## begin MATERIAL PROVIDED

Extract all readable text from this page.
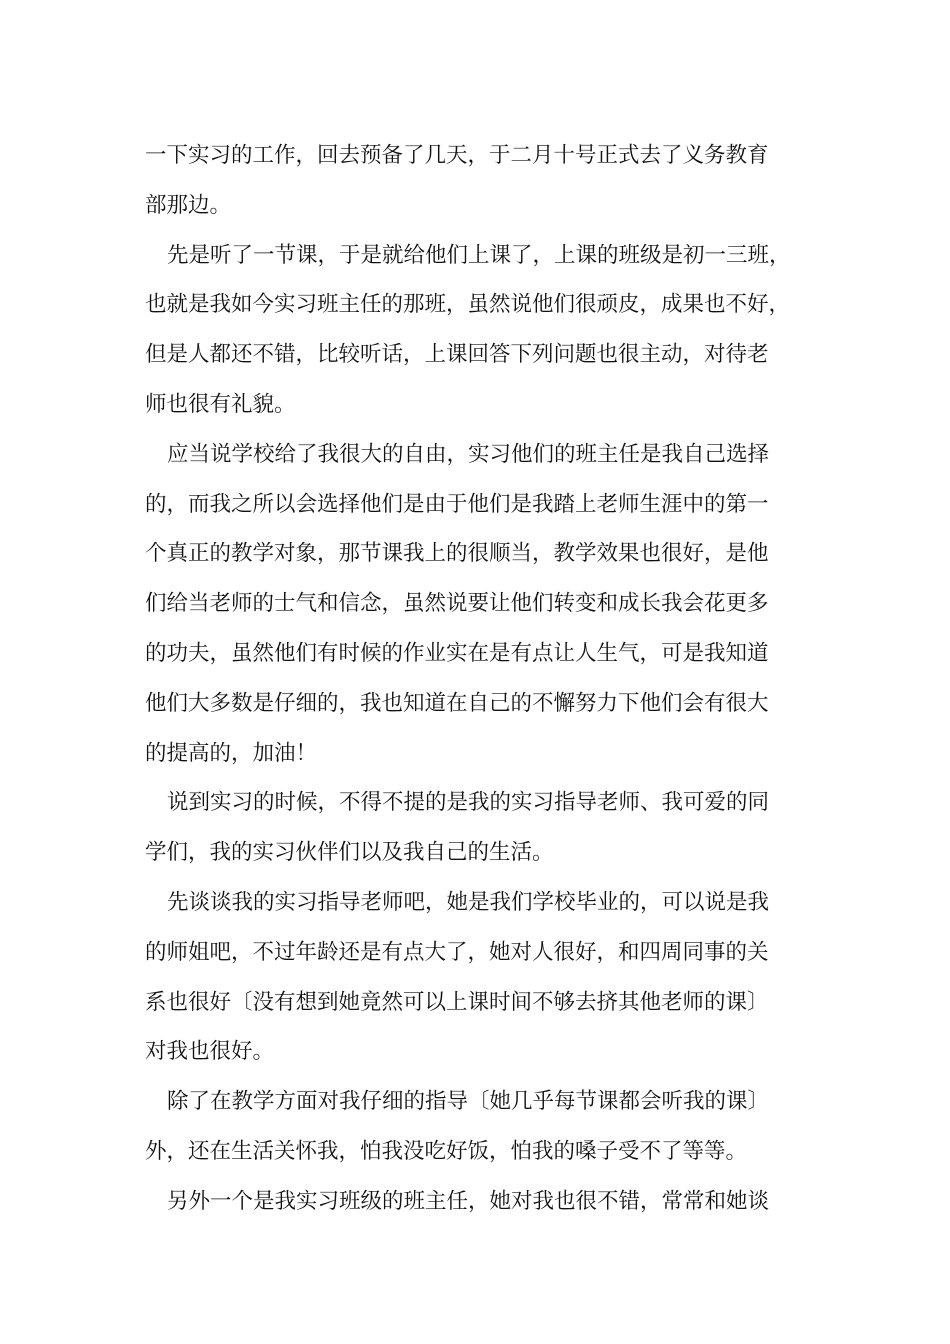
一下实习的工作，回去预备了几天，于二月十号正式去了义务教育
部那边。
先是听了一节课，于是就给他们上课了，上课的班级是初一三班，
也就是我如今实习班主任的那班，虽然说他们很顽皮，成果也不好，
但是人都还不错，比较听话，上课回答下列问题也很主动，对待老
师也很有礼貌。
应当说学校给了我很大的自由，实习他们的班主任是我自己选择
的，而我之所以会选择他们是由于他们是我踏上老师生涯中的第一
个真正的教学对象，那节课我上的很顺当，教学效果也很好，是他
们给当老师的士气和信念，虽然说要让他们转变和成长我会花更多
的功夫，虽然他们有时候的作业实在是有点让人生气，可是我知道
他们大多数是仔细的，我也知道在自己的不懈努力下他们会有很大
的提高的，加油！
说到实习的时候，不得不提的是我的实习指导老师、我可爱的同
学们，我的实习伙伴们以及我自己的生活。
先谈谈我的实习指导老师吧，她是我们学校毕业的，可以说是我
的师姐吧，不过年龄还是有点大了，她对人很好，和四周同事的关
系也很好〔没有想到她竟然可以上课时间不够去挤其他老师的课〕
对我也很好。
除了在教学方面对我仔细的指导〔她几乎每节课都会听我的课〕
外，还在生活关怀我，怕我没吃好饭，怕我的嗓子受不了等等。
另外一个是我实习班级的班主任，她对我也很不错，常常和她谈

## end MATERIAL PROVIDED
## begin MATERIAL PROVIDED

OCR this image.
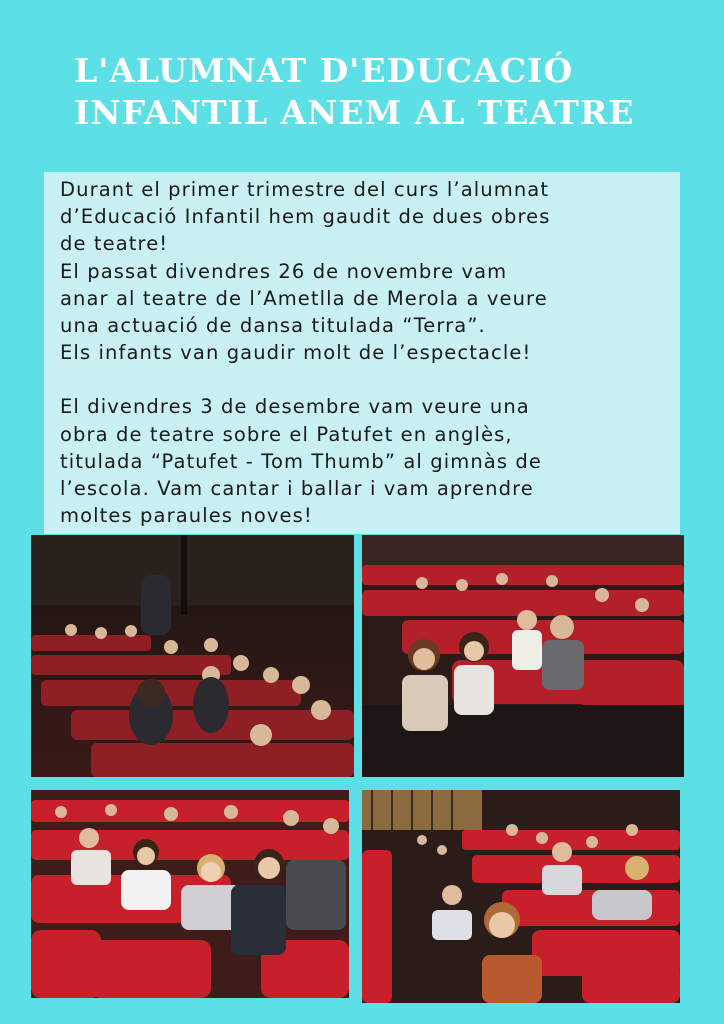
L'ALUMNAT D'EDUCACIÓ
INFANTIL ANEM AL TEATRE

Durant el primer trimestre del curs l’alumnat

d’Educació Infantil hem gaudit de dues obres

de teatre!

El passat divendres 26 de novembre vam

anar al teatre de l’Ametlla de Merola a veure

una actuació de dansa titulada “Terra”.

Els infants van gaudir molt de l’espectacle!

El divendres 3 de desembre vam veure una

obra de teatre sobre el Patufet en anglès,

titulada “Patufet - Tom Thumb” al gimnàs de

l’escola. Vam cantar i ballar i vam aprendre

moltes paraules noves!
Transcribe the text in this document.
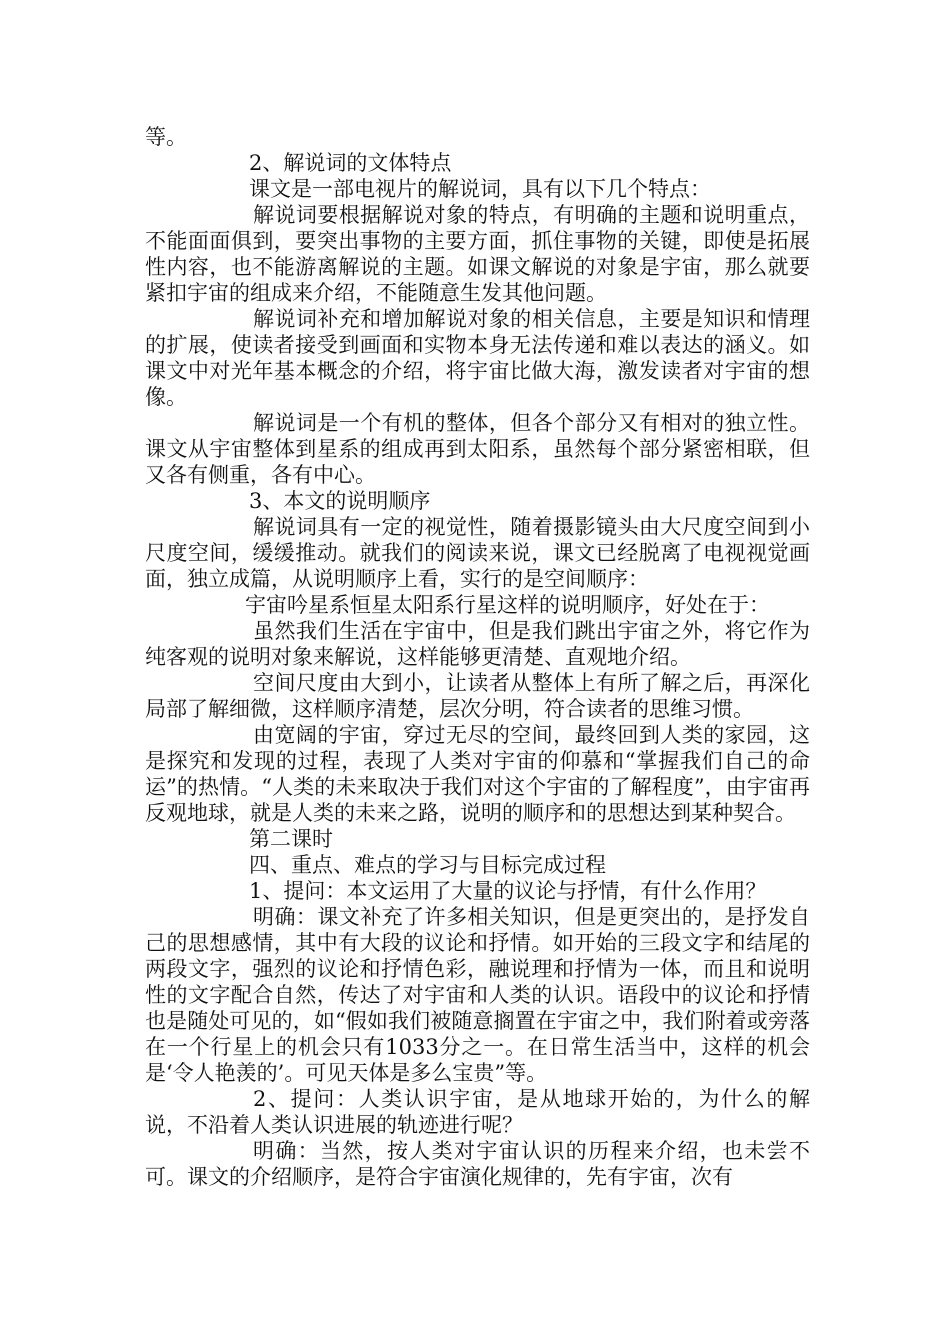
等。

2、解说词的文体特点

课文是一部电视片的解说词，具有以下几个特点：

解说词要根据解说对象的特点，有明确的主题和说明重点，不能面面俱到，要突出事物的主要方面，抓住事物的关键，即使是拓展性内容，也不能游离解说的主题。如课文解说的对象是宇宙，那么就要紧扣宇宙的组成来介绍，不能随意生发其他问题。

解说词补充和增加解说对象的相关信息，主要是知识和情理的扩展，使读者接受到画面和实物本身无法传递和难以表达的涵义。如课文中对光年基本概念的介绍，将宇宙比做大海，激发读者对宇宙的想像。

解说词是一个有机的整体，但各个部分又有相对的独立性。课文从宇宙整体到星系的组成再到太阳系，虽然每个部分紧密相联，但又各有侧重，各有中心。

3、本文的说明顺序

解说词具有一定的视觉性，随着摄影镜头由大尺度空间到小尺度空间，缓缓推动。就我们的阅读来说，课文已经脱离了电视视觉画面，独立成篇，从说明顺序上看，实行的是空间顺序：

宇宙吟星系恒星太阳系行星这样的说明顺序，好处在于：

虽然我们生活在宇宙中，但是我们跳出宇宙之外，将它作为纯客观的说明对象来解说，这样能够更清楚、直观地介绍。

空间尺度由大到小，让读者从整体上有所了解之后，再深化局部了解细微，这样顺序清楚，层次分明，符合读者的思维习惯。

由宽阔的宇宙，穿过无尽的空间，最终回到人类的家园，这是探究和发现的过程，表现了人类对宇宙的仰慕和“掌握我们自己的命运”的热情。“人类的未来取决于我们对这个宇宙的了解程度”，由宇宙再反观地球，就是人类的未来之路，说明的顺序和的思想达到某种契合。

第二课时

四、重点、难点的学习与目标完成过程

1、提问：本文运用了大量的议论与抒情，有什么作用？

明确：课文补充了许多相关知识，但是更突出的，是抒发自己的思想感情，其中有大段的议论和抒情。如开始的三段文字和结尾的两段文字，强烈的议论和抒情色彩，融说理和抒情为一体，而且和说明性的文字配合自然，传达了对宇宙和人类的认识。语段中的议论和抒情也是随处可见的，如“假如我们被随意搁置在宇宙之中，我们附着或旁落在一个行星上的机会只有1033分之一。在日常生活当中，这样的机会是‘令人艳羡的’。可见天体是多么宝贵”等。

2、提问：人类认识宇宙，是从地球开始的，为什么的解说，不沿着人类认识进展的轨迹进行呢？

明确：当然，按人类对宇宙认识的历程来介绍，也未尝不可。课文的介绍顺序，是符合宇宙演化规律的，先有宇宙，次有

## end MATERIAL PROVIDED

* _PROBLEM TO WORK ON_:
Copy out the lines in which the string "text" appears.

* _TASK OUTPUT_:
Extract all readable text from this page.
Transcribe the text in this document.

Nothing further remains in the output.